(Document text records)
########################################
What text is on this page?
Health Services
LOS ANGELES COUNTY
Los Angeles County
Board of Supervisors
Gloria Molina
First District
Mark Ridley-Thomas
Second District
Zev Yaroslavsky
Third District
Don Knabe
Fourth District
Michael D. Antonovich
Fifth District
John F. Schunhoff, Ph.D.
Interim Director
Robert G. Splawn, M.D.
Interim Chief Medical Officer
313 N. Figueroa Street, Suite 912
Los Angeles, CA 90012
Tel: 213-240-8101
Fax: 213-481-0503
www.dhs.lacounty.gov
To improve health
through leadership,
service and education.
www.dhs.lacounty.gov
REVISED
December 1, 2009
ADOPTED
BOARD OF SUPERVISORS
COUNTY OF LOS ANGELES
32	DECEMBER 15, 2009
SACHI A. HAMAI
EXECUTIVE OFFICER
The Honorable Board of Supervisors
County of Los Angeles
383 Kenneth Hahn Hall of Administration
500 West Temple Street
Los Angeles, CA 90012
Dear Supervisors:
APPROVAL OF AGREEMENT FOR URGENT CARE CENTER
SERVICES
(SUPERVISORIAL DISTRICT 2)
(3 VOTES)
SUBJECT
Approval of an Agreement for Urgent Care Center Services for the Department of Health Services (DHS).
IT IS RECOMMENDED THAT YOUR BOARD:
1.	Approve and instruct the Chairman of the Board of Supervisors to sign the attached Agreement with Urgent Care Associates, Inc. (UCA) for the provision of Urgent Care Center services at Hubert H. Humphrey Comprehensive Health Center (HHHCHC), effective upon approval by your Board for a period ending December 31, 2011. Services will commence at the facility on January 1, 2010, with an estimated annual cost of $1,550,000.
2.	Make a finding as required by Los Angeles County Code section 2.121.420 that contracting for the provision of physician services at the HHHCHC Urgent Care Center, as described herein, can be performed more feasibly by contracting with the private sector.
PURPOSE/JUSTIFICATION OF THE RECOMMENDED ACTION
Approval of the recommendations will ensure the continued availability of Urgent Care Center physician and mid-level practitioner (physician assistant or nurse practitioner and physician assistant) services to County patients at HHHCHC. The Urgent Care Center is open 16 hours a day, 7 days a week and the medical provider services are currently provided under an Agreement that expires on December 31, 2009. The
########################################
WHAT THE TASK ASKS » For the records above, restate every line word for word.

RESPONSE AREA »
What text is on this page?
Health Services
LOS ANGELES COUNTY
Los Angeles County
Board of Supervisors
Gloria Molina
First District
Mark Ridley-Thomas
Second District
Zev Yaroslavsky
Third District
Don Knabe
Fourth District
Michael D. Antonovich
Fifth District
John F. Schunhoff, Ph.D.
Interim Director
Robert G. Splawn, M.D.
Interim Chief Medical Officer
313 N. Figueroa Street, Suite 912
Los Angeles, CA 90012
Tel: 213-240-8101
Fax: 213-481-0503
www.dhs.lacounty.gov
To improve health
through leadership,
service and education.
www.dhs.lacounty.gov
REVISED
December 1, 2009
ADOPTED
BOARD OF SUPERVISORS
COUNTY OF LOS ANGELES
32	DECEMBER 15, 2009
SACHI A. HAMAI
EXECUTIVE OFFICER
The Honorable Board of Supervisors
County of Los Angeles
383 Kenneth Hahn Hall of Administration
500 West Temple Street
Los Angeles, CA 90012
Dear Supervisors:
APPROVAL OF AGREEMENT FOR URGENT CARE CENTER
SERVICES
(SUPERVISORIAL DISTRICT 2)
(3 VOTES)
SUBJECT
Approval of an Agreement for Urgent Care Center Services for the Department of Health Services (DHS).
IT IS RECOMMENDED THAT YOUR BOARD:
1.	Approve and instruct the Chairman of the Board of Supervisors to sign the attached Agreement with Urgent Care Associates, Inc. (UCA) for the provision of Urgent Care Center services at Hubert H. Humphrey Comprehensive Health Center (HHHCHC), effective upon approval by your Board for a period ending December 31, 2011. Services will commence at the facility on January 1, 2010, with an estimated annual cost of $1,550,000.
2.	Make a finding as required by Los Angeles County Code section 2.121.420 that contracting for the provision of physician services at the HHHCHC Urgent Care Center, as described herein, can be performed more feasibly by contracting with the private sector.
PURPOSE/JUSTIFICATION OF THE RECOMMENDED ACTION
Approval of the recommendations will ensure the continued availability of Urgent Care Center physician and mid-level practitioner (physician assistant or nurse practitioner and physician assistant) services to County patients at HHHCHC. The Urgent Care Center is open 16 hours a day, 7 days a week and the medical provider services are currently provided under an Agreement that expires on December 31, 2009. The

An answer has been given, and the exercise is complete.